Dataset entries:
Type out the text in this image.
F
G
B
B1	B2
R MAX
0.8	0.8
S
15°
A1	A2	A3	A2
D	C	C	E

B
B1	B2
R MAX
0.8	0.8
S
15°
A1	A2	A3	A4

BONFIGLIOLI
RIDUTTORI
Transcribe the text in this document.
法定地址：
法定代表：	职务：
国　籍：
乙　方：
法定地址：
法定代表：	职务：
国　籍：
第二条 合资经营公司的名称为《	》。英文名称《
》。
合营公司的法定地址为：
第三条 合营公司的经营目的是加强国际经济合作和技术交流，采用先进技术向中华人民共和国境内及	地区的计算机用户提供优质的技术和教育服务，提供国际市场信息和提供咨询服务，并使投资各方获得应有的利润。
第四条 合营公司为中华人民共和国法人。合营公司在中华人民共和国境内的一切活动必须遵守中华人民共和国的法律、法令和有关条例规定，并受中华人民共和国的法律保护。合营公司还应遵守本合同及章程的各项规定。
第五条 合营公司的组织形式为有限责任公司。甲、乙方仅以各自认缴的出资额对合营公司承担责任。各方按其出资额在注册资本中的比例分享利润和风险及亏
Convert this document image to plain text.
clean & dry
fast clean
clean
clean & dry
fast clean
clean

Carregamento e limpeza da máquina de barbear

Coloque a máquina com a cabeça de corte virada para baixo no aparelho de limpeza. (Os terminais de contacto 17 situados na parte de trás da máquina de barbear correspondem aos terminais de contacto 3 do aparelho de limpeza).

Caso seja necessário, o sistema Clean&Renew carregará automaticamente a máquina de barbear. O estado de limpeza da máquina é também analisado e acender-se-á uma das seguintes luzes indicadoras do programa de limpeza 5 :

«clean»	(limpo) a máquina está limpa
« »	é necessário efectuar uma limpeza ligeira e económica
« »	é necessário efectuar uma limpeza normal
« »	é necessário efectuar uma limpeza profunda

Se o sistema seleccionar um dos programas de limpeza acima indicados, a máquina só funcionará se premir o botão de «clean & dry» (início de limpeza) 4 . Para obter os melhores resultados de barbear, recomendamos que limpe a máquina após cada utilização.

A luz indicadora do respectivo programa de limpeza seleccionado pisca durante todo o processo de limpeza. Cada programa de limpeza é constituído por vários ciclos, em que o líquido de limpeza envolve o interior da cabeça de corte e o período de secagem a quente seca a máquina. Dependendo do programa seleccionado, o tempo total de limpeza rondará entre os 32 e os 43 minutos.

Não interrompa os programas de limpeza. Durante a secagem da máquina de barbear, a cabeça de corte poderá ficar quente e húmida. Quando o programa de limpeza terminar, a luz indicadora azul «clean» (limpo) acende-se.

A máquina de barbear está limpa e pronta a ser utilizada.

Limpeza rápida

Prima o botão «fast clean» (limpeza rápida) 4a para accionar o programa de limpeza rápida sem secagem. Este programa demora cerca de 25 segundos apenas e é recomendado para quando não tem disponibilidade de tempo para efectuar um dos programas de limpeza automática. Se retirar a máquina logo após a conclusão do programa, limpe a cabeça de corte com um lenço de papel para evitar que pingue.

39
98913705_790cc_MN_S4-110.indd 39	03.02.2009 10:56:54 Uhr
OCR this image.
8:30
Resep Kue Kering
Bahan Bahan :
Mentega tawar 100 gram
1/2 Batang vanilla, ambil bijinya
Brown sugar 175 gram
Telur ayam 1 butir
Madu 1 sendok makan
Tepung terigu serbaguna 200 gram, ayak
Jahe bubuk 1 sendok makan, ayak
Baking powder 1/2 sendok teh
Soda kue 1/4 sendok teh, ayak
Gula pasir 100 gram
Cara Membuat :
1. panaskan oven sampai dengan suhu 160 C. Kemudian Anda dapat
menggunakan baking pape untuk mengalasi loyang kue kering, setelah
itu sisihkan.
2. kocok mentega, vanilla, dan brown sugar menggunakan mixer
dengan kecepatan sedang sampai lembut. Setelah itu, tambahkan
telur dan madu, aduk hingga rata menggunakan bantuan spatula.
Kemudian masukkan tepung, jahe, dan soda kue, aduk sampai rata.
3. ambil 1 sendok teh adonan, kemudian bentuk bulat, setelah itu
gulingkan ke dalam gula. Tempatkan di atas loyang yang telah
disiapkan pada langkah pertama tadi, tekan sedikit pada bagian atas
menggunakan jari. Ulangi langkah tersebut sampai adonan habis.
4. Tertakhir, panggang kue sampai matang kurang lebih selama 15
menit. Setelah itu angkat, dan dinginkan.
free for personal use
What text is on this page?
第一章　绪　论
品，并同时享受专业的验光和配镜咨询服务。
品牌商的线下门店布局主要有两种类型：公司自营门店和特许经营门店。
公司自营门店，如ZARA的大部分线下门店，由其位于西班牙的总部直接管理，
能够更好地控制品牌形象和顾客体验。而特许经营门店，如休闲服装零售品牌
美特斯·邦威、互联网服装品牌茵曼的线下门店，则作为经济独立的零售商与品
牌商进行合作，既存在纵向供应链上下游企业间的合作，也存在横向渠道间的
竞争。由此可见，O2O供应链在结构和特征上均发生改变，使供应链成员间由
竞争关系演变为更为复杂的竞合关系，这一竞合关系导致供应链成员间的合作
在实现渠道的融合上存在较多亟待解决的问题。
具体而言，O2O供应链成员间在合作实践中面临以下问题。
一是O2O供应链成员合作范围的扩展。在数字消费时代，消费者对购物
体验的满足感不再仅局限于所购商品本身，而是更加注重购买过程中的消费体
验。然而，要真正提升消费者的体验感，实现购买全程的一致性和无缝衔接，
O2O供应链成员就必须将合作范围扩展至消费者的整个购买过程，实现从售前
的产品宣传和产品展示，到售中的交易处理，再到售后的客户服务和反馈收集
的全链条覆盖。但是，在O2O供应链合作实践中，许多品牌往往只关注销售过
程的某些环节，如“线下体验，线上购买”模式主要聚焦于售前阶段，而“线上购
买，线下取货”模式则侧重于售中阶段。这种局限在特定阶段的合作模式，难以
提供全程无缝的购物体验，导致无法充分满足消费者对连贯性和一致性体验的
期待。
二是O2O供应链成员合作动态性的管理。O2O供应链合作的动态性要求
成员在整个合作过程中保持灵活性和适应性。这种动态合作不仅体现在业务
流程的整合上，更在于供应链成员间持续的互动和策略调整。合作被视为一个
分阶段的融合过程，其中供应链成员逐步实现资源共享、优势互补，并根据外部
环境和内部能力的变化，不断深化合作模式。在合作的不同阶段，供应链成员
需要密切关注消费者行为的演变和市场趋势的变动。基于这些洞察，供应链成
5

What is expected: Select the lines that carry the string "ambil" and copy them.

Result:
1/2 Batang vanilla, ambil bijinya
3. ambil 1 sendok teh adonan, kemudian bentuk bulat, setelah itu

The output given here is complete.